[START OF Provided records]
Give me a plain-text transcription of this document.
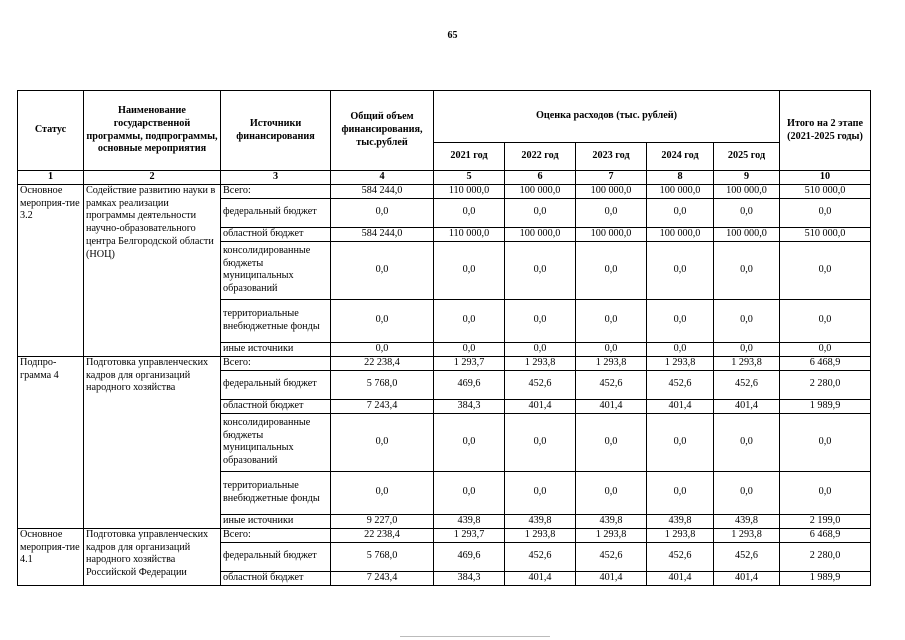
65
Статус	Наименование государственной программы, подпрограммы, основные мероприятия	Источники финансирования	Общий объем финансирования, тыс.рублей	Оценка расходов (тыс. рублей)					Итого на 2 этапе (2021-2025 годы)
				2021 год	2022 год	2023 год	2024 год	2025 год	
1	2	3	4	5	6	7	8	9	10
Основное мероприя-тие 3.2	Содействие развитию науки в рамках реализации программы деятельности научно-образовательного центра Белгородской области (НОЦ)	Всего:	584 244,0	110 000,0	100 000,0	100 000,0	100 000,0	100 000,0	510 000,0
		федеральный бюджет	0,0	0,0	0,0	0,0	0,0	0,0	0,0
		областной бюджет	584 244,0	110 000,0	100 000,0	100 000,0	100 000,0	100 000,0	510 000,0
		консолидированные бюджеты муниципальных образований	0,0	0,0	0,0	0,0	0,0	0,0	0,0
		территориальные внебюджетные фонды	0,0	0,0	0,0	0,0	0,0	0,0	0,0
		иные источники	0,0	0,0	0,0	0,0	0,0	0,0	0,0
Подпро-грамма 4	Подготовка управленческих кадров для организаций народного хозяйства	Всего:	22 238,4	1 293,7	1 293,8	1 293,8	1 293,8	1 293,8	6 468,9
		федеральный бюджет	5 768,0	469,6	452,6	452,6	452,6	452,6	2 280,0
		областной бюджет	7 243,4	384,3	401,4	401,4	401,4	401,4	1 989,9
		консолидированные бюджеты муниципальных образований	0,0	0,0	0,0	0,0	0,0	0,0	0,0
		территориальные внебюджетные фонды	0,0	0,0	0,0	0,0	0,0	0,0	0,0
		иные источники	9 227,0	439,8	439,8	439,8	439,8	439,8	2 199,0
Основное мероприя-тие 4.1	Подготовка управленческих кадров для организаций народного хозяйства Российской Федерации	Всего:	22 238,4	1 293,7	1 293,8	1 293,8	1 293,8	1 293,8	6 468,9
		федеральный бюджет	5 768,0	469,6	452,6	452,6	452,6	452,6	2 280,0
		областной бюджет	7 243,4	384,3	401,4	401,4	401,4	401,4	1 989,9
[END OF Provided records]
» **Exercise prompt**
Copy out each record shown above without alteration, skipping any picture.

» **Exercise answer**
Give me a plain-text transcription of this document.
65
Статус	Наименование государственной программы, подпрограммы, основные мероприятия	Источники финансирования	Общий объем финансирования, тыс.рублей	Оценка расходов (тыс. рублей)					Итого на 2 этапе (2021-2025 годы)
				2021 год	2022 год	2023 год	2024 год	2025 год	
1	2	3	4	5	6	7	8	9	10
Основное мероприя-тие 3.2	Содействие развитию науки в рамках реализации программы деятельности научно-образовательного центра Белгородской области (НОЦ)	Всего:	584 244,0	110 000,0	100 000,0	100 000,0	100 000,0	100 000,0	510 000,0
		федеральный бюджет	0,0	0,0	0,0	0,0	0,0	0,0	0,0
		областной бюджет	584 244,0	110 000,0	100 000,0	100 000,0	100 000,0	100 000,0	510 000,0
		консолидированные бюджеты муниципальных образований	0,0	0,0	0,0	0,0	0,0	0,0	0,0
		территориальные внебюджетные фонды	0,0	0,0	0,0	0,0	0,0	0,0	0,0
		иные источники	0,0	0,0	0,0	0,0	0,0	0,0	0,0
Подпро-грамма 4	Подготовка управленческих кадров для организаций народного хозяйства	Всего:	22 238,4	1 293,7	1 293,8	1 293,8	1 293,8	1 293,8	6 468,9
		федеральный бюджет	5 768,0	469,6	452,6	452,6	452,6	452,6	2 280,0
		областной бюджет	7 243,4	384,3	401,4	401,4	401,4	401,4	1 989,9
		консолидированные бюджеты муниципальных образований	0,0	0,0	0,0	0,0	0,0	0,0	0,0
		территориальные внебюджетные фонды	0,0	0,0	0,0	0,0	0,0	0,0	0,0
		иные источники	9 227,0	439,8	439,8	439,8	439,8	439,8	2 199,0
Основное мероприя-тие 4.1	Подготовка управленческих кадров для организаций народного хозяйства Российской Федерации	Всего:	22 238,4	1 293,7	1 293,8	1 293,8	1 293,8	1 293,8	6 468,9
		федеральный бюджет	5 768,0	469,6	452,6	452,6	452,6	452,6	2 280,0
		областной бюджет	7 243,4	384,3	401,4	401,4	401,4	401,4	1 989,9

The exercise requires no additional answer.